TEXTAUSZUG:
::::::

177. C.H.B. an Sohn Hellmut in Freiburg. (Berlin?), 10.6.1931

(Maschinenkopie) (Eilbrief!)

Lieber Hellmut,

Auf der Fahrt nach Genf komme ich Freitag mit dem gleichen Zug durch Freiburg, mit dem wir damals nach Basel gefahren sind. Richte Dich so ein, daß Du mit einem Billet II. Klasse zu mir in den Zug steigst und mich nach Basel begleitest, wo wir ja zusammen zu Mittag essen könnten. Nach meiner Abreise könntest Du dann zurückfahren. Auf diese Weise hätten wir vielleicht 2 ½ Stunden zusammen, was doch sehr nett wäre. Ich könnte Dir dann alles erzählen und auch vor allem Deine englischen Pläne mit Dir besprechen. Ich habe nämlich heute Morgen einen Brief von Rolf bekommen, aus dem ich Dir den entsprechenden Passus abschriftlich beilege. Ich habe ihn auch an Mutter geschickt und bin der Meinung, daß wir es so machen sollten, wie Rolf vorschlägt. Was Dir evtl. auf Rolfs Farm in Gore bevorsteht,

darüber werde ich Dir Näheres mitteilen. Jedenfalls wäre es ganz anders als Dein bisheriges Dasein. Aber Englisch würdest Du fabelhaft lernen, und Ralph ist ein ganz entzückender Kerl. Über all das mündlich. – Hier alles wohl.

Mit herzlichem Gruß (CHB)

Anlage: C.H.B. an seine Frau Hedwig. (Berlin?), 3.6.1931

(Maschinenkopie)

Liebe Hedwig,

eben telefoniert mich der Vertreter des Temps, ein M. Lauret, an im Namen von Mme Keller-son (Foyer de la Nouvelle Europe, nicht zu verwechseln mit der Europe Nouvelle). Diese Dame, wohnhaft 2 Rue de Chézy in Paris–Neuilly, hat zwei Söhne von 16 und 18 Jahren. Sie behauptet, im vorigen Jahre mit uns in Verbindung gestanden zu haben zwecks Aufnahme von Hellmut. Ich kann mich der Sache nicht erinnern. In diesem Jahre hätte sie eine kleine Villa gemietet in der französischen Schweiz, 1400 m hoch, und möchte dort gern Hellmut für 6 Wochen haben unter der Voraussetzung, daß dann einer der Jungen einmal 6 Wochen mit Hellmut in Berlin sein könnte. Ich habe sofort gefragt, ob nicht vielleicht auch ein junges Mädchen in Frage käme und habe dabei an Maria Michaelis7 gedacht. Da ich die Vorge-schichte nicht kenne und auch nicht weiß, wie weit es mit Hellmuts englischen Plänen steht, schicke ich Dir in aller Eile diese Notiz mit der Bitte, jedenfalls der Dame ein paar Zeilen zukommen zu lassen. Ich würde ja Frida gern den Gefallen tun, etwas für Maria zu erreichen. (CHB)

::::::

Einträge, einer Sammlung entnommen:
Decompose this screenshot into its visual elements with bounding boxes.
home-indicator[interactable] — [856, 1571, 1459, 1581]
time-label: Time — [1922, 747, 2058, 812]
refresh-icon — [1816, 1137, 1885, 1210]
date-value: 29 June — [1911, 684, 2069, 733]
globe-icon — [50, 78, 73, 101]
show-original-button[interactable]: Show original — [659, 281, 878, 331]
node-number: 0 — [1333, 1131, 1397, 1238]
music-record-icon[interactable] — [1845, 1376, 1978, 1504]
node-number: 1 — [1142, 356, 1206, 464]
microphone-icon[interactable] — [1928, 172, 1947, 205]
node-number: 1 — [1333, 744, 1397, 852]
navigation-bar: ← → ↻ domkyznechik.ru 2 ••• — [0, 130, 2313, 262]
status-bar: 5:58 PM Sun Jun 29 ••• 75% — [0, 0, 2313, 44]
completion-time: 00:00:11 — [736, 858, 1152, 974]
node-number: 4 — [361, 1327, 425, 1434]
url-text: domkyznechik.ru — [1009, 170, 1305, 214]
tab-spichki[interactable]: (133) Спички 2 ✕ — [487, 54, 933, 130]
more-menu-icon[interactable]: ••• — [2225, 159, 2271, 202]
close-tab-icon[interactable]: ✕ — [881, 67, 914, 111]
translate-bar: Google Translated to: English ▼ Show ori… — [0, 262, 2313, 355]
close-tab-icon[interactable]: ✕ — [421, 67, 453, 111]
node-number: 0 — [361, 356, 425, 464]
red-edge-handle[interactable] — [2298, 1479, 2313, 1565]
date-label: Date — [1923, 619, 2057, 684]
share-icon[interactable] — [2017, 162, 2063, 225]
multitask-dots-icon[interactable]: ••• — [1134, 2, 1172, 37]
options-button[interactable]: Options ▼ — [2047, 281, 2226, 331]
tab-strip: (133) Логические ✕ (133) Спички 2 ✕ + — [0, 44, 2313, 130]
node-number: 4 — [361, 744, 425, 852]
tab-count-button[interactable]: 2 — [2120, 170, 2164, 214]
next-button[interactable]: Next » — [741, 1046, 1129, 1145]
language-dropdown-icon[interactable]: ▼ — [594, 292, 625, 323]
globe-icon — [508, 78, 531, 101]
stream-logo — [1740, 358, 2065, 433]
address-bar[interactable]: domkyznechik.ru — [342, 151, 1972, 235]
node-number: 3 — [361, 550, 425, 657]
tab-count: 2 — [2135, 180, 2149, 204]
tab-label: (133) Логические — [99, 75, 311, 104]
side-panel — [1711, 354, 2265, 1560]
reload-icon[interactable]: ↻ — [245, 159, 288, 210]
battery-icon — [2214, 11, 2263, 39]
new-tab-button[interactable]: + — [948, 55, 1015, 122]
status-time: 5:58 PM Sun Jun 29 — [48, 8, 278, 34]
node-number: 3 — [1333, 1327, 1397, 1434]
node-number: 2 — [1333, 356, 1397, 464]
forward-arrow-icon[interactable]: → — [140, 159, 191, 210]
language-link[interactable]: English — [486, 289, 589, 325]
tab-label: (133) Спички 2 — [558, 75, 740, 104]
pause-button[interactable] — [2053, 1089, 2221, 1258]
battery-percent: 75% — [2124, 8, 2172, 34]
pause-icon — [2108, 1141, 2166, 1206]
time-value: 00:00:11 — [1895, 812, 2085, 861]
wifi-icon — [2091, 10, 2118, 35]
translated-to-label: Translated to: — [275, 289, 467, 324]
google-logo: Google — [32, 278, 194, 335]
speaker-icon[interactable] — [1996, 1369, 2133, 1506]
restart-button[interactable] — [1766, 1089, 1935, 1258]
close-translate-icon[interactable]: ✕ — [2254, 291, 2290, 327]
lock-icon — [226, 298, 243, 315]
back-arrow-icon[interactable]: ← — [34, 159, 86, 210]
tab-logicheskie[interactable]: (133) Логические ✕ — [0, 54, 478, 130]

::::::

AUFGABEN:
A: Beantworte zu den Briefen von C.H.B. die folgenden Fragen:
(i) In welcher Wagenklasse soll Hellmut laut dem Brief an ihn in den Zug steigen?
(ii) Wie viele Stunden könnten Vater und Sohn auf diese Weise vielleicht zusammen verbringen?
(iii) In welcher Höhe liegt die kleine Villa, die die Dame in der französischen Schweiz gemietet hat?
B: Schreibe die Briefe von C.H.B. im Anschluss an ihren letzten Satz weiter.

LÖSUNGEN:
A:
(i) In der II. Klasse.
(ii) Vielleicht 2 ½ Stunden.
(iii) In 1400 m Höhe.

B:
 

178. Karte von Hellmut Becker an seinen Vater. Heidelberg, 6.7.1931

Lieber Vater!

Heute Morgen langes Ausschlafen, vormittags solo Schloßbesichtigung, mittags mit Georg Kruse, einem Salemer, anschließend herrliches feines Baden im Neckar. Nachmittags Kolleg von Jaspers, spätnachmittags Spaziergang mit Bergsträsser. Heute abend wahrscheinlich Philosophenweg. Morgen will ich, wenn’s schön ist, nach Neckarsteinach mit der Bahn, zurück mit Motorboot. Morgens noch Kolleg von Radbruch8, abends eines mit Gundolf. Dann nach Hause.

Herzlichst Hellmut

 

179. C.H.B. an Sohn Hellmut. Berlin, 15.7.1931

(Maschinenkopie)

Lieber Hellmut,

herzlichen Dank für Deine verschiedenen Karten aus Heidelberg. Ich freue mich sehr, daß Du es dort so schön gehabt hast.

Ich fahre Freitag Morgen wieder durch Freiburg und zwar um 10.07 Uhr. Es wäre nett, wenn Du mich wieder bis Basel begleiten könntest, da es wohl das letzte Mal vor China ist, daß wir uns sehen können. Einstweilen habe ich wenigstens noch die Hoffnung, daß die gegenwärtige Verwirrung nicht zu einer Zurückstellung Deiner wie meiner Auslandspläne führen wird.

Falls Du aus irgend einem Grunde nicht mitfahren kannst, komm jedenfalls an die Bahn, damit wir uns noch einmal sehen.

Hier alles wohl. Mit herzlichen Grüßen Dein getreuer (Vater)

 

180. C.H.B. an Sohn Hellmut. (Berlin?), 25.7.1931

(Maschinenkopie) (Einschreiben!)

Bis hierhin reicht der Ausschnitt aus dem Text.